_RECORDS:_
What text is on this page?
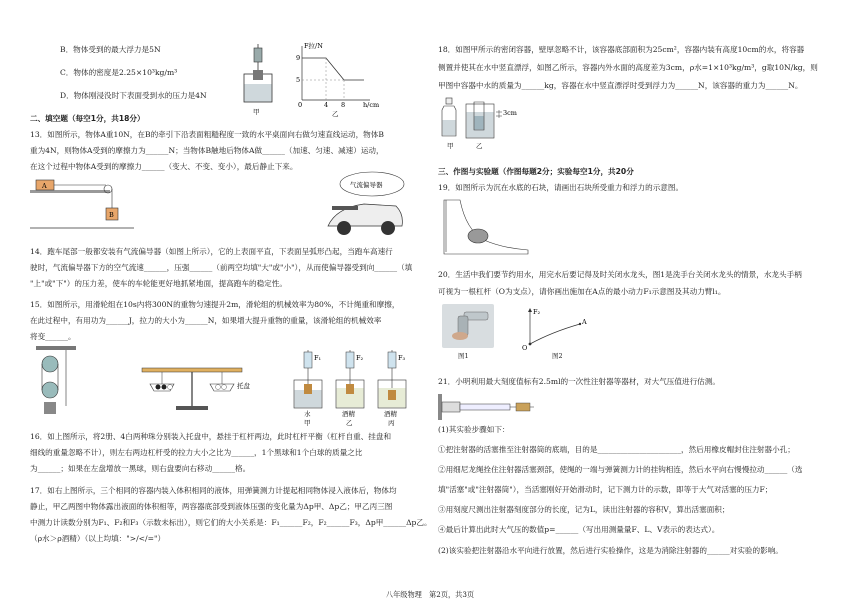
B．物体受到的最大浮力是5N
C．物体的密度是2.25×10³kg/m³
D．物体刚浸没时下表面受到水的压力是4N
甲
F拉/N
9
5
0	4 8	h/cm
乙
二、填空题（每空1分，共18分）
13．如图所示，物体A重10N，在B的牵引下沿表面粗糙程度一致的水平桌面向右做匀速直线运动，物体B
重为4N，则物体A受到的摩擦力为______N；当物体B触地后物体A做______（加速、匀速、减速）运动，
在这个过程中物体A受到的摩擦力______（变大、不变、变小），最后静止下来。
A
B
气流偏导器
14．跑车尾部一般都安装有气流偏导器（如图上所示），它的上表面平直，下表面呈弧形凸起，当跑车高速行
驶时，气流偏导器下方的空气流速______，压强______（前两空均填"大"或"小"），从而使偏导器受到向______（填
"上"或"下"）的压力差，使车的车轮能更好地抓紧地面，提高跑车的稳定性。
15．如图所示，用滑轮组在10s内将300N的重物匀速提升2m，滑轮组的机械效率为80%，不计绳重和摩擦，
在此过程中，有用功为______J，拉力的大小为______N，如果增大提升重物的重量，该滑轮组的机械效率
将变______。
托盘
F₁
水
甲
F₂
酒精
乙
F₃
酒精
丙
16．如上图所示，将2册、4白两种珠分别装入托盘中，悬挂于杠杆两边，此时杠杆平衡（杠杆自重、挂盘和
细线的重量忽略不计），则左右两边杠杆受的拉力大小之比为______，1个黑球和1个白球的质量之比
为______；如果在左盘增放一黑球，则右盘要向右移动______格。
17．如右上图所示，三个相同的容器内装入体积相同的液体，用弹簧测力计提起相同物体浸入液体后，物体均
静止，甲乙两图中物体露出液面的体积相等，两容器底部受到液体压强的变化量为Δp甲、Δp乙；甲乙丙三图
中测力计读数分别为F₁、F₂和F₃（示数未标出），则它们的大小关系是：F₁______F₂，F₂______F₃，Δp甲______Δp乙。
（ρ水＞ρ酒精）（以上均填：">/</="）
18．如图甲所示的密闭容器，壁厚忽略不计，该容器底部面积为25cm²，容器内装有高度10cm的水，将容器
侧置并使其在水中竖直漂浮，如图乙所示，容器内外水面的高度差为3cm，ρ水=1×10³kg/m³，g取10N/kg，则
甲图中容器中水的质量为______kg，容器在水中竖直漂浮时受到浮力为______N，该容器的重力为______N。
甲
3cm
乙
三、作图与实验题（作图每题2分；实验每空1分，共20分
19．如图所示为沉在水底的石块，请画出石块所受重力和浮力的示意图。
20．生活中我们要节约用水，用完水后要记得及时关闭水龙头，图1是洗手台关闭水龙头的情景，水龙头手柄
可视为一根杠杆（O为支点），请你画出施加在A点的最小动力F₁示意图及其动力臂l₁。
图1
F₂
O
A
图2
21．小明利用最大刻度值标有2.5ml的一次性注射器等器材，对大气压值进行估测。
(1)其实验步骤如下：
①把注射器的活塞推至注射器筒的底端，目的是______________________，然后用橡皮帽封住注射器小孔；
②用细尼龙绳拴住注射器活塞颈部，使绳的一端与弹簧测力计的挂钩相连，然后水平向右慢慢拉动______（选
填"活塞"或"注射器筒"），当活塞刚好开始滑动时，记下测力计的示数，即等于大气对活塞的压力F；
③用刻度尺测出注射器刻度部分的长度，记为L，读出注射器的容积V，算出活塞面积；
④最后计算出此时大气压的数值p=______（写出用测量量F、L、V表示的表达式）。
(2)该实验把注射器沿水平向进行放置，然后进行实验操作，这是为消除注射器的______对实验的影响。
八年级物理　第2页，共3页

_WHAT YOU ARE ASKED TO DO:_ Exclude the pictures and repeat every other part of the records word for word.

_COMPLETE RESPONSE:_
What text is on this page?
B．物体受到的最大浮力是5N
C．物体的密度是2.25×10³kg/m³
D．物体刚浸没时下表面受到水的压力是4N
甲
F拉/N
9
5
0	4 8	h/cm
乙
二、填空题（每空1分，共18分）
13．如图所示，物体A重10N，在B的牵引下沿表面粗糙程度一致的水平桌面向右做匀速直线运动，物体B
重为4N，则物体A受到的摩擦力为______N；当物体B触地后物体A做______（加速、匀速、减速）运动，
在这个过程中物体A受到的摩擦力______（变大、不变、变小），最后静止下来。
A
B
气流偏导器
14．跑车尾部一般都安装有气流偏导器（如图上所示），它的上表面平直，下表面呈弧形凸起，当跑车高速行
驶时，气流偏导器下方的空气流速______，压强______（前两空均填"大"或"小"），从而使偏导器受到向______（填
"上"或"下"）的压力差，使车的车轮能更好地抓紧地面，提高跑车的稳定性。
15．如图所示，用滑轮组在10s内将300N的重物匀速提升2m，滑轮组的机械效率为80%，不计绳重和摩擦，
在此过程中，有用功为______J，拉力的大小为______N，如果增大提升重物的重量，该滑轮组的机械效率
将变______。
托盘
F₁
水
甲
F₂
酒精
乙
F₃
酒精
丙
16．如上图所示，将2册、4白两种珠分别装入托盘中，悬挂于杠杆两边，此时杠杆平衡（杠杆自重、挂盘和
细线的重量忽略不计），则左右两边杠杆受的拉力大小之比为______，1个黑球和1个白球的质量之比
为______；如果在左盘增放一黑球，则右盘要向右移动______格。
17．如右上图所示，三个相同的容器内装入体积相同的液体，用弹簧测力计提起相同物体浸入液体后，物体均
静止，甲乙两图中物体露出液面的体积相等，两容器底部受到液体压强的变化量为Δp甲、Δp乙；甲乙丙三图
中测力计读数分别为F₁、F₂和F₃（示数未标出），则它们的大小关系是：F₁______F₂，F₂______F₃，Δp甲______Δp乙。
（ρ水＞ρ酒精）（以上均填：">/</="）
18．如图甲所示的密闭容器，壁厚忽略不计，该容器底部面积为25cm²，容器内装有高度10cm的水，将容器
侧置并使其在水中竖直漂浮，如图乙所示，容器内外水面的高度差为3cm，ρ水=1×10³kg/m³，g取10N/kg，则
甲图中容器中水的质量为______kg，容器在水中竖直漂浮时受到浮力为______N，该容器的重力为______N。
甲
3cm
乙
三、作图与实验题（作图每题2分；实验每空1分，共20分
19．如图所示为沉在水底的石块，请画出石块所受重力和浮力的示意图。
20．生活中我们要节约用水，用完水后要记得及时关闭水龙头，图1是洗手台关闭水龙头的情景，水龙头手柄
可视为一根杠杆（O为支点），请你画出施加在A点的最小动力F₁示意图及其动力臂l₁。
图1
F₂
O
A
图2
21．小明利用最大刻度值标有2.5ml的一次性注射器等器材，对大气压值进行估测。
(1)其实验步骤如下：
①把注射器的活塞推至注射器筒的底端，目的是______________________，然后用橡皮帽封住注射器小孔；
②用细尼龙绳拴住注射器活塞颈部，使绳的一端与弹簧测力计的挂钩相连，然后水平向右慢慢拉动______（选
填"活塞"或"注射器筒"），当活塞刚好开始滑动时，记下测力计的示数，即等于大气对活塞的压力F；
③用刻度尺测出注射器刻度部分的长度，记为L，读出注射器的容积V，算出活塞面积；
④最后计算出此时大气压的数值p=______（写出用测量量F、L、V表示的表达式）。
(2)该实验把注射器沿水平向进行放置，然后进行实验操作，这是为消除注射器的______对实验的影响。
八年级物理　第2页，共3页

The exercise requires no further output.